### Provided records
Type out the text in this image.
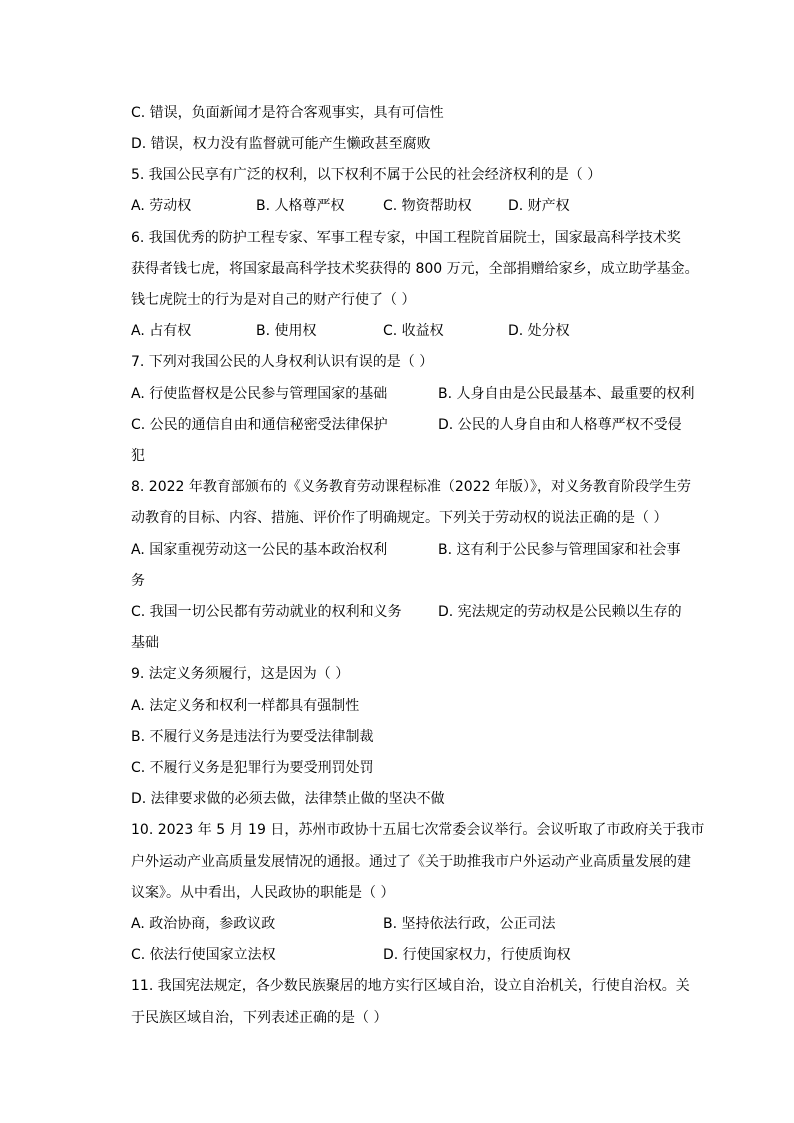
C. 错误，负面新闻才是符合客观事实，具有可信性
D. 错误，权力没有监督就可能产生懒政甚至腐败
5. 我国公民享有广泛的权利，以下权利不属于公民的社会经济权利的是（ ）
A. 劳动权	B. 人格尊严权	C. 物资帮助权	D. 财产权
6. 我国优秀的防护工程专家、军事工程专家，中国工程院首届院士，国家最高科学技术奖
获得者钱七虎，将国家最高科学技术奖获得的 800 万元，全部捐赠给家乡，成立助学基金。
钱七虎院士的行为是对自己的财产行使了（ ）
A. 占有权	B. 使用权	C. 收益权	D. 处分权
7. 下列对我国公民的人身权利认识有误的是（ ）
A. 行使监督权是公民参与管理国家的基础	B. 人身自由是公民最基本、最重要的权利
C. 公民的通信自由和通信秘密受法律保护	D. 公民的人身自由和人格尊严权不受侵
犯
8. 2022 年教育部颁布的《义务教育劳动课程标准（2022 年版）》，对义务教育阶段学生劳
动教育的目标、内容、措施、评价作了明确规定。下列关于劳动权的说法正确的是（ ）
A. 国家重视劳动这一公民的基本政治权利	B. 这有利于公民参与管理国家和社会事
务
C. 我国一切公民都有劳动就业的权利和义务	D. 宪法规定的劳动权是公民赖以生存的
基础
9. 法定义务须履行，这是因为（ ）
A. 法定义务和权利一样都具有强制性
B. 不履行义务是违法行为要受法律制裁
C. 不履行义务是犯罪行为要受刑罚处罚
D. 法律要求做的必须去做，法律禁止做的坚决不做
10. 2023 年 5 月 19 日，苏州市政协十五届七次常委会议举行。会议听取了市政府关于我市
户外运动产业高质量发展情况的通报。通过了《关于助推我市户外运动产业高质量发展的建
议案》。从中看出，人民政协的职能是（ ）
A. 政治协商，参政议政	B. 坚持依法行政，公正司法
C. 依法行使国家立法权	D. 行使国家权力，行使质询权
11. 我国宪法规定，各少数民族聚居的地方实行区域自治，设立自治机关，行使自治权。关
于民族区域自治，下列表述正确的是（ ）
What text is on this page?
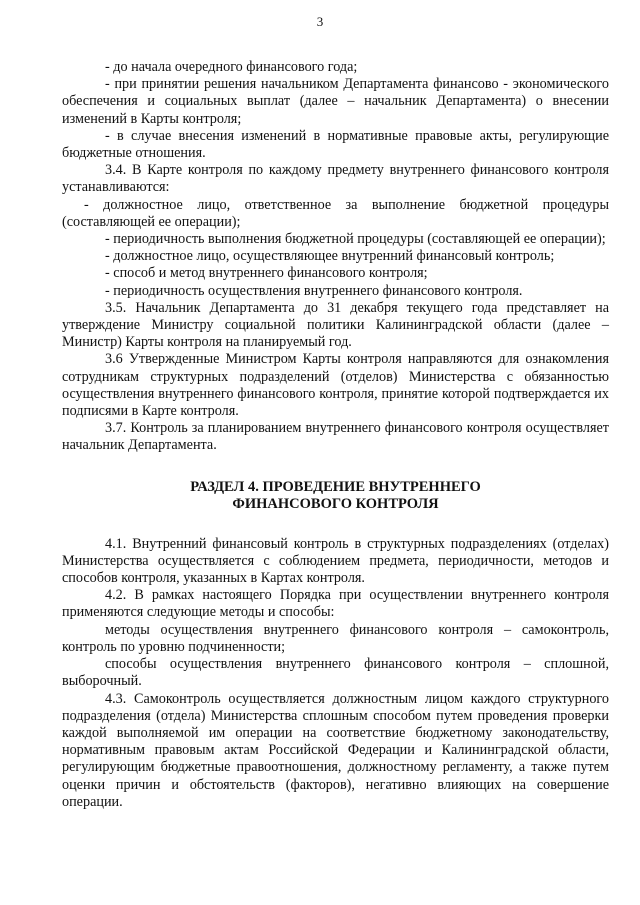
3

- до начала очередного финансового года;

- при принятии решения начальником Департамента финансово - экономического обеспечения и социальных выплат (далее – начальник Департамента) о внесении изменений в Карты контроля;

- в случае внесения изменений в нормативные правовые акты, регулирующие бюджетные отношения.

3.4. В Карте контроля по каждому предмету внутреннего финансового контроля устанавливаются:

- должностное лицо, ответственное за выполнение бюджетной процедуры (составляющей ее операции);

- периодичность выполнения бюджетной процедуры (составляющей ее операции);

- должностное лицо, осуществляющее внутренний финансовый контроль;

- способ и метод внутреннего финансового контроля;

- периодичность осуществления внутреннего финансового контроля.

3.5. Начальник Департамента до 31 декабря текущего года представляет на утверждение Министру социальной политики Калининградской области (далее – Министр) Карты контроля на планируемый год.

3.6 Утвержденные Министром Карты контроля направляются для ознакомления сотрудникам структурных подразделений (отделов) Министерства с обязанностью осуществления внутреннего финансового контроля, принятие которой подтверждается их подписями в Карте контроля.

3.7. Контроль за планированием внутреннего финансового контроля осуществляет начальник Департамента.

РАЗДЕЛ 4. ПРОВЕДЕНИЕ ВНУТРЕННЕГО
ФИНАНСОВОГО КОНТРОЛЯ

4.1. Внутренний финансовый контроль в структурных подразделениях (отделах) Министерства осуществляется с соблюдением предмета, периодичности, методов и способов контроля, указанных в Картах контроля.

4.2. В рамках настоящего Порядка при осуществлении внутреннего контроля применяются следующие методы и способы:

методы осуществления внутреннего финансового контроля – самоконтроль, контроль по уровню подчиненности;

способы осуществления внутреннего финансового контроля – сплошной, выборочный.

4.3. Самоконтроль осуществляется должностным лицом каждого структурного подразделения (отдела) Министерства сплошным способом путем проведения проверки каждой выполняемой им операции на соответствие бюджетному законодательству, нормативным правовым актам Российской Федерации и Калининградской области, регулирующим бюджетные правоотношения, должностному регламенту, а также путем оценки причин и обстоятельств (факторов), негативно влияющих на совершение операции.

### Exercise task
Are you able to set down all the lines above exactly, without any pictures?

### Response
Type out the text in this image.
C. 错误，负面新闻才是符合客观事实，具有可信性
D. 错误，权力没有监督就可能产生懒政甚至腐败
5. 我国公民享有广泛的权利，以下权利不属于公民的社会经济权利的是（ ）
A. 劳动权	B. 人格尊严权	C. 物资帮助权	D. 财产权
6. 我国优秀的防护工程专家、军事工程专家，中国工程院首届院士，国家最高科学技术奖
获得者钱七虎，将国家最高科学技术奖获得的 800 万元，全部捐赠给家乡，成立助学基金。
钱七虎院士的行为是对自己的财产行使了（ ）
A. 占有权	B. 使用权	C. 收益权	D. 处分权
7. 下列对我国公民的人身权利认识有误的是（ ）
A. 行使监督权是公民参与管理国家的基础	B. 人身自由是公民最基本、最重要的权利
C. 公民的通信自由和通信秘密受法律保护	D. 公民的人身自由和人格尊严权不受侵
犯
8. 2022 年教育部颁布的《义务教育劳动课程标准（2022 年版）》，对义务教育阶段学生劳
动教育的目标、内容、措施、评价作了明确规定。下列关于劳动权的说法正确的是（ ）
A. 国家重视劳动这一公民的基本政治权利	B. 这有利于公民参与管理国家和社会事
务
C. 我国一切公民都有劳动就业的权利和义务	D. 宪法规定的劳动权是公民赖以生存的
基础
9. 法定义务须履行，这是因为（ ）
A. 法定义务和权利一样都具有强制性
B. 不履行义务是违法行为要受法律制裁
C. 不履行义务是犯罪行为要受刑罚处罚
D. 法律要求做的必须去做，法律禁止做的坚决不做
10. 2023 年 5 月 19 日，苏州市政协十五届七次常委会议举行。会议听取了市政府关于我市
户外运动产业高质量发展情况的通报。通过了《关于助推我市户外运动产业高质量发展的建
议案》。从中看出，人民政协的职能是（ ）
A. 政治协商，参政议政	B. 坚持依法行政，公正司法
C. 依法行使国家立法权	D. 行使国家权力，行使质询权
11. 我国宪法规定，各少数民族聚居的地方实行区域自治，设立自治机关，行使自治权。关
于民族区域自治，下列表述正确的是（ ）
What text is on this page?
3

- до начала очередного финансового года;

- при принятии решения начальником Департамента финансово - экономического обеспечения и социальных выплат (далее – начальник Департамента) о внесении изменений в Карты контроля;

- в случае внесения изменений в нормативные правовые акты, регулирующие бюджетные отношения.

3.4. В Карте контроля по каждому предмету внутреннего финансового контроля устанавливаются:

- должностное лицо, ответственное за выполнение бюджетной процедуры (составляющей ее операции);

- периодичность выполнения бюджетной процедуры (составляющей ее операции);

- должностное лицо, осуществляющее внутренний финансовый контроль;

- способ и метод внутреннего финансового контроля;

- периодичность осуществления внутреннего финансового контроля.

3.5. Начальник Департамента до 31 декабря текущего года представляет на утверждение Министру социальной политики Калининградской области (далее – Министр) Карты контроля на планируемый год.

3.6 Утвержденные Министром Карты контроля направляются для ознакомления сотрудникам структурных подразделений (отделов) Министерства с обязанностью осуществления внутреннего финансового контроля, принятие которой подтверждается их подписями в Карте контроля.

3.7. Контроль за планированием внутреннего финансового контроля осуществляет начальник Департамента.

РАЗДЕЛ 4. ПРОВЕДЕНИЕ ВНУТРЕННЕГО
ФИНАНСОВОГО КОНТРОЛЯ

4.1. Внутренний финансовый контроль в структурных подразделениях (отделах) Министерства осуществляется с соблюдением предмета, периодичности, методов и способов контроля, указанных в Картах контроля.

4.2. В рамках настоящего Порядка при осуществлении внутреннего контроля применяются следующие методы и способы:

методы осуществления внутреннего финансового контроля – самоконтроль, контроль по уровню подчиненности;

способы осуществления внутреннего финансового контроля – сплошной, выборочный.

4.3. Самоконтроль осуществляется должностным лицом каждого структурного подразделения (отдела) Министерства сплошным способом путем проведения проверки каждой выполняемой им операции на соответствие бюджетному законодательству, нормативным правовым актам Российской Федерации и Калининградской области, регулирующим бюджетные правоотношения, должностному регламенту, а также путем оценки причин и обстоятельств (факторов), негативно влияющих на совершение операции.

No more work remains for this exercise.